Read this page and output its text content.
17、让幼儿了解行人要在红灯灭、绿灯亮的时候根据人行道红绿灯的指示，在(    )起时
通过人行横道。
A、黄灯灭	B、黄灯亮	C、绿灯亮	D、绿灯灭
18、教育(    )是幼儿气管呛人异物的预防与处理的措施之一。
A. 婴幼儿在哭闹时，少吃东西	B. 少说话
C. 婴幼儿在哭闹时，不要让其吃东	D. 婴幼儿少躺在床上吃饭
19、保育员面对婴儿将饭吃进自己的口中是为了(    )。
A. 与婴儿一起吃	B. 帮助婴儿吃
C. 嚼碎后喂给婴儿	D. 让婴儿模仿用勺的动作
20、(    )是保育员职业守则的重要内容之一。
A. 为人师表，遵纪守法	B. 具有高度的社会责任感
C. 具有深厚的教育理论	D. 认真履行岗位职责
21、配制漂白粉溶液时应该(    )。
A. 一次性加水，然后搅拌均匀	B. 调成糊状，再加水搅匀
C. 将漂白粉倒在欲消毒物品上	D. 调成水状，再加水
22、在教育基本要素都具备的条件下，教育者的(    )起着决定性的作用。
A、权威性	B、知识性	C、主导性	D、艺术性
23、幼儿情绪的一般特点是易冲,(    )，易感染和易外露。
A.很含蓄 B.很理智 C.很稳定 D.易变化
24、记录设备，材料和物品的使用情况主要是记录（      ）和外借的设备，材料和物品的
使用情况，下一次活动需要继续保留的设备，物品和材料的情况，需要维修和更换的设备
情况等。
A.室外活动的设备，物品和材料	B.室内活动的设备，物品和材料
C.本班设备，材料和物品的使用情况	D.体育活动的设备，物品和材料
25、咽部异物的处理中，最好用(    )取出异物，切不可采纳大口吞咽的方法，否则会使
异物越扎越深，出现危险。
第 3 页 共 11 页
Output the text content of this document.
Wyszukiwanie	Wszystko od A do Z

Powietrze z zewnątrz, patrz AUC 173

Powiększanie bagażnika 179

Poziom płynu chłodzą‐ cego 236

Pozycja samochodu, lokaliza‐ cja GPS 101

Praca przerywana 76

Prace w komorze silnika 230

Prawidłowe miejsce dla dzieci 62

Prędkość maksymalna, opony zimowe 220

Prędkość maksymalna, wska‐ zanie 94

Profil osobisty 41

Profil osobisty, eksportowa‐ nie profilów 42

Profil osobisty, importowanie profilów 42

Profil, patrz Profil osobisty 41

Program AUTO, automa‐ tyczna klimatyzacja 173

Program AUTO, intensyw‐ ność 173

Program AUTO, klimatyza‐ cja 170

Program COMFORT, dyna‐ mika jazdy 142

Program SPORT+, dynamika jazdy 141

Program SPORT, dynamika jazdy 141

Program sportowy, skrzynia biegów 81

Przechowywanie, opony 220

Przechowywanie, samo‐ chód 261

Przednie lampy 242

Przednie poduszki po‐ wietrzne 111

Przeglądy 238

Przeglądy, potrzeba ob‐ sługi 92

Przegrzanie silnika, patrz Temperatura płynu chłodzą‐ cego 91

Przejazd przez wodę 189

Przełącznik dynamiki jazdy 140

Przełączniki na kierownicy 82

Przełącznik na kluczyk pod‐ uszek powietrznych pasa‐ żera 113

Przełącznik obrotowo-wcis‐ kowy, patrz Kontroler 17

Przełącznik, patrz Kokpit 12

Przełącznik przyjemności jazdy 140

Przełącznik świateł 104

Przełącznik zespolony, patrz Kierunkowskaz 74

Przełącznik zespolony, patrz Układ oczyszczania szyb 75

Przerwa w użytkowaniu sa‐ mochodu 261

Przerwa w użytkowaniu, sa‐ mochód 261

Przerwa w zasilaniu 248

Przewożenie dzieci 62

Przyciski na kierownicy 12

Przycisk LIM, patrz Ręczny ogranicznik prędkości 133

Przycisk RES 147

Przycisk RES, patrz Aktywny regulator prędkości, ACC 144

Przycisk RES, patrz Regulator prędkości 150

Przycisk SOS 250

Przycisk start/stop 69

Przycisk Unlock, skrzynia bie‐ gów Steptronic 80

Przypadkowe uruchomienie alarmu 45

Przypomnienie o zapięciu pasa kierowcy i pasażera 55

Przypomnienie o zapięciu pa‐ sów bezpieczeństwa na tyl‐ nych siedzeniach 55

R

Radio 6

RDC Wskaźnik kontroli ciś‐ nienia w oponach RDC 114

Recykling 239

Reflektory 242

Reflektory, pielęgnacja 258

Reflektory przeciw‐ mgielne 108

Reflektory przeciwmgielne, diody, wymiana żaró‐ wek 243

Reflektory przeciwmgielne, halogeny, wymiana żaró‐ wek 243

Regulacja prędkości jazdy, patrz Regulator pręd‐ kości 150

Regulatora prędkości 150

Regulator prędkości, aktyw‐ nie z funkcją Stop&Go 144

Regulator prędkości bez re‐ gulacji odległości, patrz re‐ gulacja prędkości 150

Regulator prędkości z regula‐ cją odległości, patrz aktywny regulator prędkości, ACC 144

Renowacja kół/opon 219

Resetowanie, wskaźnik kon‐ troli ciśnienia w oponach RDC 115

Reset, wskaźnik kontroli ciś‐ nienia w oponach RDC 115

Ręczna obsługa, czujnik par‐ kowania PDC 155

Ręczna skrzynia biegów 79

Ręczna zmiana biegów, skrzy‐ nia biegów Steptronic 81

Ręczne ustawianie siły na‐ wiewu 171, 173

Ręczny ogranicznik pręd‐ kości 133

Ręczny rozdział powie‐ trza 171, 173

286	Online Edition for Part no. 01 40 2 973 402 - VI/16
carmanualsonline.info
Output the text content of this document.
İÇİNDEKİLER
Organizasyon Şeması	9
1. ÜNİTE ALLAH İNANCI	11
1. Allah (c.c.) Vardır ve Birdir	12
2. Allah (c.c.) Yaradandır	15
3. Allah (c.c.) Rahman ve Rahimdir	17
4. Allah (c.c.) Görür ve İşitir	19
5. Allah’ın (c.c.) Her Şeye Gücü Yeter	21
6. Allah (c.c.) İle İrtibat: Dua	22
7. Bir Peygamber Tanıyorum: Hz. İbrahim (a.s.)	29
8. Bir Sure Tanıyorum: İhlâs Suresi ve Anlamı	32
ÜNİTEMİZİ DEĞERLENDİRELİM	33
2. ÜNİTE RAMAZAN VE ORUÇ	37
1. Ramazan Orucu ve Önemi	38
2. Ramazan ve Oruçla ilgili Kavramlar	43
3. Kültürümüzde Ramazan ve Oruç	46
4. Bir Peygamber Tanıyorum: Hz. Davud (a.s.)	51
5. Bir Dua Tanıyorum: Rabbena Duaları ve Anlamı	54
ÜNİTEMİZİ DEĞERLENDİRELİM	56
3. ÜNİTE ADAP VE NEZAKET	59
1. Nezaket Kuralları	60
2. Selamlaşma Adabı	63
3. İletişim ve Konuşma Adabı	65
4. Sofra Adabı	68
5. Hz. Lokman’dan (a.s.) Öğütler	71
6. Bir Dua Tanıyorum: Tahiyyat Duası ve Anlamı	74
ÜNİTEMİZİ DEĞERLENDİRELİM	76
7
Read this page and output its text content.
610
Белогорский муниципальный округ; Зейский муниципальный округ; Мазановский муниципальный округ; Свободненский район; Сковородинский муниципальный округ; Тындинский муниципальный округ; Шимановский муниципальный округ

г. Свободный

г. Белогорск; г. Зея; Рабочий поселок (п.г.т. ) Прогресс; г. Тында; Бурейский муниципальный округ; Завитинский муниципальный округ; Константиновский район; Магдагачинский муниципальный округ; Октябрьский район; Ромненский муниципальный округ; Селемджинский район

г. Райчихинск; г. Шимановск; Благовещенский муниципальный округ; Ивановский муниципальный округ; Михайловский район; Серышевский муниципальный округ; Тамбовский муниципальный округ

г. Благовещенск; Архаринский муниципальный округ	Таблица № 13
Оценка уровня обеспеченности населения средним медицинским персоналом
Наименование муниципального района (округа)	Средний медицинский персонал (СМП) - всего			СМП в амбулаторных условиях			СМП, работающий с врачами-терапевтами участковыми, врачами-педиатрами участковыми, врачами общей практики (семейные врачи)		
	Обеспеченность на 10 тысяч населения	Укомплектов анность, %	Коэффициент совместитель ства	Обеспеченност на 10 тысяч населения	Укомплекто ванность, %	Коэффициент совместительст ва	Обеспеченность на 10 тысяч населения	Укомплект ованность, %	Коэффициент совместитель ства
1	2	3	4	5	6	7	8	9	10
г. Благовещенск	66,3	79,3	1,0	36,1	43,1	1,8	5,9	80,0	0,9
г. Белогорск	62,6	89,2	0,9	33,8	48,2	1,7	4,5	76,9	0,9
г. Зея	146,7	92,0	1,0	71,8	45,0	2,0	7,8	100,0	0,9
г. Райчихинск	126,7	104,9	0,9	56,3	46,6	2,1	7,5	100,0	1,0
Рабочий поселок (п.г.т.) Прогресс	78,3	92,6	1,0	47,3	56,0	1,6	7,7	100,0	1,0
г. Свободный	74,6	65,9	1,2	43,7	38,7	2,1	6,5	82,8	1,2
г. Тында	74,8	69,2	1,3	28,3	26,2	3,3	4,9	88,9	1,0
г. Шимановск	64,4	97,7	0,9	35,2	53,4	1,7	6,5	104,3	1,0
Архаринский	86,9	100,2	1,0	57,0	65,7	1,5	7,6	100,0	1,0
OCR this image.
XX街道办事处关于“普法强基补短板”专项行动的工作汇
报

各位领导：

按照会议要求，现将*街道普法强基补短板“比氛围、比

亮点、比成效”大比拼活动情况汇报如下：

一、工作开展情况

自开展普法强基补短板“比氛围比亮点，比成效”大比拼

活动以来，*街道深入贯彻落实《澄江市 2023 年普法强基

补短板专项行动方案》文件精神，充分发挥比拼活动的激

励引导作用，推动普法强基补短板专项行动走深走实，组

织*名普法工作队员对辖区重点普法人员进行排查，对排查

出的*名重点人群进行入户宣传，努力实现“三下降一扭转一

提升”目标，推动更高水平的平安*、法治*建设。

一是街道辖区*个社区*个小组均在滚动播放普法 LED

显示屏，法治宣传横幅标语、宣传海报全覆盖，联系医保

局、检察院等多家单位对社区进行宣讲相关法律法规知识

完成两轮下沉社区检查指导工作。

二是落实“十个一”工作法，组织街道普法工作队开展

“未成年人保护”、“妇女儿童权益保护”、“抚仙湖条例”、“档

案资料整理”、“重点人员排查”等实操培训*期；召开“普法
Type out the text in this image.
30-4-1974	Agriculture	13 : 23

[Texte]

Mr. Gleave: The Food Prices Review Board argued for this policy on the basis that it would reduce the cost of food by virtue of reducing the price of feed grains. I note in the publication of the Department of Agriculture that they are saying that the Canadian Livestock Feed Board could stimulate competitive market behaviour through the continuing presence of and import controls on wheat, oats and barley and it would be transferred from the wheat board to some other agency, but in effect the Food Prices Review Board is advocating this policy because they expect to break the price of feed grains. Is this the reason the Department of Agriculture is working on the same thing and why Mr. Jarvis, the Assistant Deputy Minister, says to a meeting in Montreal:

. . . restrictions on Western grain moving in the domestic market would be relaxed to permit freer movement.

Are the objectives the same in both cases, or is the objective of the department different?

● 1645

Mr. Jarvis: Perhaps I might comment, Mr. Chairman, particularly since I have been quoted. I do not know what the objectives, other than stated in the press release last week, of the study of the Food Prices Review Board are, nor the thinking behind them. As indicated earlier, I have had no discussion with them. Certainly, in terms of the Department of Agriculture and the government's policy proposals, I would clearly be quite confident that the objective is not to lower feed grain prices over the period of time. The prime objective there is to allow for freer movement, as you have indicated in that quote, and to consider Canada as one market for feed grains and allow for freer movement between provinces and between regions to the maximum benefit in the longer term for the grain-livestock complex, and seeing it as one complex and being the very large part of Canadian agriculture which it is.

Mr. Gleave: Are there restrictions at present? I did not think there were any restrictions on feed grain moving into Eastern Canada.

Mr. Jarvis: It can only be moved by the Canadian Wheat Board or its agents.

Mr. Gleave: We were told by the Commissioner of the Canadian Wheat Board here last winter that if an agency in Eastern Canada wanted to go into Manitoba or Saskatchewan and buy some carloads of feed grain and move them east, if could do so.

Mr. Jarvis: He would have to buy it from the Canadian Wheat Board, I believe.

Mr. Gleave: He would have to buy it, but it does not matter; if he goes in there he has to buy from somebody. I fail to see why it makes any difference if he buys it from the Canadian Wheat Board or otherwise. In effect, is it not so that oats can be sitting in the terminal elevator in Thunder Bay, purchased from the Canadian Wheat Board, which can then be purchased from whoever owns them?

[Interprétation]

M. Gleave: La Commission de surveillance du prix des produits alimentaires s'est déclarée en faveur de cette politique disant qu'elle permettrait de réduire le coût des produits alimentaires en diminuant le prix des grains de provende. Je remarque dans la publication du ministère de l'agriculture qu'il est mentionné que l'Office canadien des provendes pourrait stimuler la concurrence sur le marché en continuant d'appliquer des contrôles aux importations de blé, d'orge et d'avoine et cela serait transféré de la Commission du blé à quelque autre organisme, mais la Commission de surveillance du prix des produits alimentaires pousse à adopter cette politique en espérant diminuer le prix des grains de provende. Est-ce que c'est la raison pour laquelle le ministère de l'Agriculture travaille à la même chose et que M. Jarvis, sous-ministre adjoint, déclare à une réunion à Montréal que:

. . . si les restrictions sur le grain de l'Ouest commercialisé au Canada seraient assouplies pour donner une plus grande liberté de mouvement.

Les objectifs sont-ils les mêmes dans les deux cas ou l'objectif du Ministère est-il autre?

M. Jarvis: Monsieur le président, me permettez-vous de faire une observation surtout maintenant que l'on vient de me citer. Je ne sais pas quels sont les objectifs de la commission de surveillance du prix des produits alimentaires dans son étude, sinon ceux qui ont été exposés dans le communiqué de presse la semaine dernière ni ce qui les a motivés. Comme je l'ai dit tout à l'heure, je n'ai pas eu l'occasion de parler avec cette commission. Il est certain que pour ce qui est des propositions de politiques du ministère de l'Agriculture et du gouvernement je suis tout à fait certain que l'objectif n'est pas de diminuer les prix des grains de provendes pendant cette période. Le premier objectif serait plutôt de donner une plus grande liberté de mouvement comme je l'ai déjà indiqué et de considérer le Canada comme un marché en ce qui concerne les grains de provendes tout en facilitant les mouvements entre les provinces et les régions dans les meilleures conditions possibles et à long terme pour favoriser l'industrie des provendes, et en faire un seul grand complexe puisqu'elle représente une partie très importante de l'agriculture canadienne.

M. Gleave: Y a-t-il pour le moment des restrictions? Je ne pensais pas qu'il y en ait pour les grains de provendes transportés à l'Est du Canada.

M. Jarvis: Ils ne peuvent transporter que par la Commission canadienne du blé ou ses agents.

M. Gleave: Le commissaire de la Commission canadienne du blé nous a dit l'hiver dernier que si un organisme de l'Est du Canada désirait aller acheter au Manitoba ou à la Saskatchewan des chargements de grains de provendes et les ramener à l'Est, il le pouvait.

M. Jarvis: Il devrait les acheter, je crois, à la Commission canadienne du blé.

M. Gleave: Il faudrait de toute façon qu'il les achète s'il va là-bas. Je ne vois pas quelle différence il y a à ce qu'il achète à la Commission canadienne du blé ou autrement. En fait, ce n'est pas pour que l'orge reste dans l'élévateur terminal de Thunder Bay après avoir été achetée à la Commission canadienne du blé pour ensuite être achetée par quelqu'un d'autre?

> _Work required_
Filter the records for lines holding the string "chłodzą". Copy each one.

> _Result for this exercise_
Poziom płynu chłodzą‐ cego 236
Przegrzanie silnika, patrz Temperatura płynu chłodzą‐ cego 91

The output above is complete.